:: WHAT THE TASK ASKS ::
Transcribe the material below line for line, keeping every character, number and punctuation mark unchanged.

:: GIVEN DATA ::
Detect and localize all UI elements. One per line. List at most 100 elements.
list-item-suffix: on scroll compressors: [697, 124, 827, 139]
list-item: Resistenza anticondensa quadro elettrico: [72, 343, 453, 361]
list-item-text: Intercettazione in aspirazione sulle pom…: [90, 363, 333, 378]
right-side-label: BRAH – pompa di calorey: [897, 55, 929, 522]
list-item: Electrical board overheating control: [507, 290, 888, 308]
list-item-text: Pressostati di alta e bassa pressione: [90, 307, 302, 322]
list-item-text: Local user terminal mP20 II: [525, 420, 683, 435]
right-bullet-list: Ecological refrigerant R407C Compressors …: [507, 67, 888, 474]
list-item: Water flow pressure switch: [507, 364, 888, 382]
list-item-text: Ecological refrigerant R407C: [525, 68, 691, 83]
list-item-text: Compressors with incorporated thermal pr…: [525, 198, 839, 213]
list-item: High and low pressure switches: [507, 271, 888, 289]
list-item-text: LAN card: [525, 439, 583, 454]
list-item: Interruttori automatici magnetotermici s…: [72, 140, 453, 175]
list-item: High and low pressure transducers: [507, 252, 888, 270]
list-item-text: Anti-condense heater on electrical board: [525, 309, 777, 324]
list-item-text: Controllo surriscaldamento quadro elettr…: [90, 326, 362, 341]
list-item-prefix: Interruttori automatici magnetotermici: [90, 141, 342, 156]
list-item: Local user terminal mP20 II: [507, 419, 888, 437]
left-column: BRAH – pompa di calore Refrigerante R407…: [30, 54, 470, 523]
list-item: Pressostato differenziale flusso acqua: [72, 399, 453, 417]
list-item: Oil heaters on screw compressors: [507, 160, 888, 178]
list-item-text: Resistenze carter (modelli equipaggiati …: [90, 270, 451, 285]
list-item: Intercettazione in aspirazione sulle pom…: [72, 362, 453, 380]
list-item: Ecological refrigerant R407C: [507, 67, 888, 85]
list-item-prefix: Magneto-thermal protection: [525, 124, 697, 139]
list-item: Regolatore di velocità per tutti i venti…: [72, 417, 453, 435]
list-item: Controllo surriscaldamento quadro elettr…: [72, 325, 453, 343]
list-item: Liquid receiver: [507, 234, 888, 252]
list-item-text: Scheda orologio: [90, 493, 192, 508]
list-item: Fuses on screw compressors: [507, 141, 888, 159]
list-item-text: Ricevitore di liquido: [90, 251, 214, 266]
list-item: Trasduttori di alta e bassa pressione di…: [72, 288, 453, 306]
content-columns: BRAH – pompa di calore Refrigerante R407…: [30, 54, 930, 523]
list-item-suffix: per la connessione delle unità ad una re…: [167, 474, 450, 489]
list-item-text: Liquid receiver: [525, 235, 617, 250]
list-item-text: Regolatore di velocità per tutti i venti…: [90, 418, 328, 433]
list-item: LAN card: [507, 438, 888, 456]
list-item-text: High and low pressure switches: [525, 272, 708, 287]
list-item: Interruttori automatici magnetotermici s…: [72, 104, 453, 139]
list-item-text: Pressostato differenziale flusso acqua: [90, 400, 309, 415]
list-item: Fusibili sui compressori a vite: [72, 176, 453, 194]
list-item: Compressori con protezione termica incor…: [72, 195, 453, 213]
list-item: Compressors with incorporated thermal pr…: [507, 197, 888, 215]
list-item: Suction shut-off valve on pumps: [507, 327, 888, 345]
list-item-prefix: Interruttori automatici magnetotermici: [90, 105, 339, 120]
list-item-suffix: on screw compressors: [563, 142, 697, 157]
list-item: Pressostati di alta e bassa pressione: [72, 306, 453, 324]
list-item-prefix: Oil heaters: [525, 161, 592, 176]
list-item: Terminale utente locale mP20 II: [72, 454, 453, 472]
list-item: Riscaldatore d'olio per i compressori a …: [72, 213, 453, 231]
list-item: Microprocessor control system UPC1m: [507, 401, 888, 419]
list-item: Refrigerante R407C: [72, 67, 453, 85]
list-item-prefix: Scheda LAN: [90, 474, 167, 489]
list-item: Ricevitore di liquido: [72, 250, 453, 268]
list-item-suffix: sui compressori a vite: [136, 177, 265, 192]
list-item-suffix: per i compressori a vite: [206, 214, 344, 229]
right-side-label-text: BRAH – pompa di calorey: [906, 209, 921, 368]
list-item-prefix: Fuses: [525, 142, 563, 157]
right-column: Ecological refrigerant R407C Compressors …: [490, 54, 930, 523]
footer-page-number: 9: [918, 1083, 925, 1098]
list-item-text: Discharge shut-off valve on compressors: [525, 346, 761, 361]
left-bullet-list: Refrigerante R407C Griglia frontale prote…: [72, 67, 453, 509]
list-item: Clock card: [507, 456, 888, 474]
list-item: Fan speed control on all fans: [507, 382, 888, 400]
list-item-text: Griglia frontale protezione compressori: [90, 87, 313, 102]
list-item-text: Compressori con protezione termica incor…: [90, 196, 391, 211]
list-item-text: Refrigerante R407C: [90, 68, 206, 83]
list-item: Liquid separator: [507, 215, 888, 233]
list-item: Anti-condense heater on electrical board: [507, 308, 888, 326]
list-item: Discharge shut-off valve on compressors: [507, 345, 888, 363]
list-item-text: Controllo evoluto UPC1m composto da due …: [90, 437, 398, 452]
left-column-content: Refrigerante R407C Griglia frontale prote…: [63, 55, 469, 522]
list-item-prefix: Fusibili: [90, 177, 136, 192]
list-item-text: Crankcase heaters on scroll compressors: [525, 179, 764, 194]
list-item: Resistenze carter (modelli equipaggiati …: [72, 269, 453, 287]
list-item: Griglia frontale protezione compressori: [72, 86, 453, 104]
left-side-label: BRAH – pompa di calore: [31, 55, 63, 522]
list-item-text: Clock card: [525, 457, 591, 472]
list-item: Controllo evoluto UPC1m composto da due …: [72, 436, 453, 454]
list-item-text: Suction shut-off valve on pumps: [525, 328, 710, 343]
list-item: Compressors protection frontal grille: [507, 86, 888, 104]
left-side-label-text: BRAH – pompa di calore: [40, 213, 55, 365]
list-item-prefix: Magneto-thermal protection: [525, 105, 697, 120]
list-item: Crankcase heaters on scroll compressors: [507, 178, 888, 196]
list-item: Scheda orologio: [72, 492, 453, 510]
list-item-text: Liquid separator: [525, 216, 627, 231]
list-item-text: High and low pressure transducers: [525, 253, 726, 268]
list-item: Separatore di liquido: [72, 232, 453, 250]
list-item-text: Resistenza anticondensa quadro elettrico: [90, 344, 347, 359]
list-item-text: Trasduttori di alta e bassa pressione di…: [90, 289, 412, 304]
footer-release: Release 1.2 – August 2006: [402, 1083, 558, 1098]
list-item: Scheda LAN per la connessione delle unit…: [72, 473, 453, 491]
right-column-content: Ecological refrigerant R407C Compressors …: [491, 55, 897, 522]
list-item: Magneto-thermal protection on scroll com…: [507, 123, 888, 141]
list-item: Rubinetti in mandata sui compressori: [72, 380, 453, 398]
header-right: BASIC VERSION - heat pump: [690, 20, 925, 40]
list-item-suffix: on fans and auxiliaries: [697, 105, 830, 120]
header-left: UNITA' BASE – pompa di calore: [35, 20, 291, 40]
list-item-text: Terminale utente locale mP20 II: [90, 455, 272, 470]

:: EXERCISE ANSWER ::
Detect and localize all UI elements. One per line. List at most 100 elements.
list-item-suffix: on scroll compressors: [697, 124, 827, 139]
list-item: Resistenza anticondensa quadro elettrico: [72, 343, 453, 361]
list-item-text: Intercettazione in aspirazione sulle pom…: [90, 363, 333, 378]
right-side-label: BRAH – pompa di calorey: [897, 55, 929, 522]
list-item: Electrical board overheating control: [507, 290, 888, 308]
list-item-text: Pressostati di alta e bassa pressione: [90, 307, 302, 322]
list-item-text: Local user terminal mP20 II: [525, 420, 683, 435]
right-bullet-list: Ecological refrigerant R407C Compressors …: [507, 67, 888, 474]
list-item: Water flow pressure switch: [507, 364, 888, 382]
list-item-text: Ecological refrigerant R407C: [525, 68, 691, 83]
list-item-text: Compressors with incorporated thermal pr…: [525, 198, 839, 213]
list-item: High and low pressure switches: [507, 271, 888, 289]
list-item-text: LAN card: [525, 439, 583, 454]
list-item: Interruttori automatici magnetotermici s…: [72, 140, 453, 175]
list-item: High and low pressure transducers: [507, 252, 888, 270]
list-item-text: Anti-condense heater on electrical board: [525, 309, 777, 324]
list-item-text: Controllo surriscaldamento quadro elettr…: [90, 326, 362, 341]
list-item-prefix: Interruttori automatici magnetotermici: [90, 141, 342, 156]
list-item: Local user terminal mP20 II: [507, 419, 888, 437]
left-column: BRAH – pompa di calore Refrigerante R407…: [30, 54, 470, 523]
list-item: Pressostato differenziale flusso acqua: [72, 399, 453, 417]
list-item: Oil heaters on screw compressors: [507, 160, 888, 178]
list-item-text: Resistenze carter (modelli equipaggiati …: [90, 270, 451, 285]
list-item: Intercettazione in aspirazione sulle pom…: [72, 362, 453, 380]
list-item: Ecological refrigerant R407C: [507, 67, 888, 85]
list-item-prefix: Magneto-thermal protection: [525, 124, 697, 139]
list-item: Regolatore di velocità per tutti i venti…: [72, 417, 453, 435]
list-item: Controllo surriscaldamento quadro elettr…: [72, 325, 453, 343]
list-item: Liquid receiver: [507, 234, 888, 252]
list-item-text: Scheda orologio: [90, 493, 192, 508]
list-item: Fuses on screw compressors: [507, 141, 888, 159]
list-item-text: Ricevitore di liquido: [90, 251, 214, 266]
list-item: Trasduttori di alta e bassa pressione di…: [72, 288, 453, 306]
content-columns: BRAH – pompa di calore Refrigerante R407…: [30, 54, 930, 523]
list-item-suffix: per la connessione delle unità ad una re…: [167, 474, 450, 489]
list-item-text: Liquid receiver: [525, 235, 617, 250]
list-item-text: Regolatore di velocità per tutti i venti…: [90, 418, 328, 433]
list-item: LAN card: [507, 438, 888, 456]
list-item-text: High and low pressure switches: [525, 272, 708, 287]
list-item: Interruttori automatici magnetotermici s…: [72, 104, 453, 139]
list-item-text: Pressostato differenziale flusso acqua: [90, 400, 309, 415]
list-item: Fusibili sui compressori a vite: [72, 176, 453, 194]
list-item: Compressori con protezione termica incor…: [72, 195, 453, 213]
list-item: Compressors with incorporated thermal pr…: [507, 197, 888, 215]
list-item: Suction shut-off valve on pumps: [507, 327, 888, 345]
list-item-prefix: Interruttori automatici magnetotermici: [90, 105, 339, 120]
list-item-suffix: on screw compressors: [563, 142, 697, 157]
list-item: Pressostati di alta e bassa pressione: [72, 306, 453, 324]
list-item-prefix: Oil heaters: [525, 161, 592, 176]
list-item: Terminale utente locale mP20 II: [72, 454, 453, 472]
list-item: Riscaldatore d'olio per i compressori a …: [72, 213, 453, 231]
list-item: Microprocessor control system UPC1m: [507, 401, 888, 419]
list-item: Refrigerante R407C: [72, 67, 453, 85]
list-item-prefix: Scheda LAN: [90, 474, 167, 489]
list-item: Ricevitore di liquido: [72, 250, 453, 268]
list-item-suffix: sui compressori a vite: [136, 177, 265, 192]
list-item-suffix: per i compressori a vite: [206, 214, 344, 229]
right-side-label-text: BRAH – pompa di calorey: [906, 209, 921, 368]
list-item-prefix: Fuses: [525, 142, 563, 157]
right-column: Ecological refrigerant R407C Compressors …: [490, 54, 930, 523]
footer-page-number: 9: [918, 1083, 925, 1098]
list-item-text: Discharge shut-off valve on compressors: [525, 346, 761, 361]
left-bullet-list: Refrigerante R407C Griglia frontale prote…: [72, 67, 453, 509]
list-item: Clock card: [507, 456, 888, 474]
list-item: Fan speed control on all fans: [507, 382, 888, 400]
list-item-text: Griglia frontale protezione compressori: [90, 87, 313, 102]
list-item-text: Compressori con protezione termica incor…: [90, 196, 391, 211]
list-item-text: Refrigerante R407C: [90, 68, 206, 83]
list-item: Liquid separator: [507, 215, 888, 233]
list-item: Anti-condense heater on electrical board: [507, 308, 888, 326]
list-item: Discharge shut-off valve on compressors: [507, 345, 888, 363]
list-item-text: Controllo evoluto UPC1m composto da due …: [90, 437, 398, 452]
left-column-content: Refrigerante R407C Griglia frontale prote…: [63, 55, 469, 522]
list-item-prefix: Fusibili: [90, 177, 136, 192]
list-item-text: Crankcase heaters on scroll compressors: [525, 179, 764, 194]
list-item: Resistenze carter (modelli equipaggiati …: [72, 269, 453, 287]
list-item: Griglia frontale protezione compressori: [72, 86, 453, 104]
left-side-label: BRAH – pompa di calore: [31, 55, 63, 522]
list-item-text: Clock card: [525, 457, 591, 472]
list-item: Controllo evoluto UPC1m composto da due …: [72, 436, 453, 454]
list-item-text: Suction shut-off valve on pumps: [525, 328, 710, 343]
list-item: Compressors protection frontal grille: [507, 86, 888, 104]
left-side-label-text: BRAH – pompa di calore: [40, 213, 55, 365]
list-item-prefix: Magneto-thermal protection: [525, 105, 697, 120]
list-item: Crankcase heaters on scroll compressors: [507, 178, 888, 196]
list-item: Scheda orologio: [72, 492, 453, 510]
list-item-text: Liquid separator: [525, 216, 627, 231]
list-item-text: High and low pressure transducers: [525, 253, 726, 268]
list-item: Separatore di liquido: [72, 232, 453, 250]
list-item-text: Resistenza anticondensa quadro elettrico: [90, 344, 347, 359]
list-item-text: Trasduttori di alta e bassa pressione di…: [90, 289, 412, 304]
footer-release: Release 1.2 – August 2006: [402, 1083, 558, 1098]
list-item: Scheda LAN per la connessione delle unit…: [72, 473, 453, 491]
right-column-content: Ecological refrigerant R407C Compressors …: [491, 55, 897, 522]
list-item: Magneto-thermal protection on scroll com…: [507, 123, 888, 141]
list-item: Rubinetti in mandata sui compressori: [72, 380, 453, 398]
header-right: BASIC VERSION - heat pump: [690, 20, 925, 40]
list-item-suffix: on fans and auxiliaries: [697, 105, 830, 120]
header-left: UNITA' BASE – pompa di calore: [35, 20, 291, 40]
list-item-text: Terminale utente locale mP20 II: [90, 455, 272, 470]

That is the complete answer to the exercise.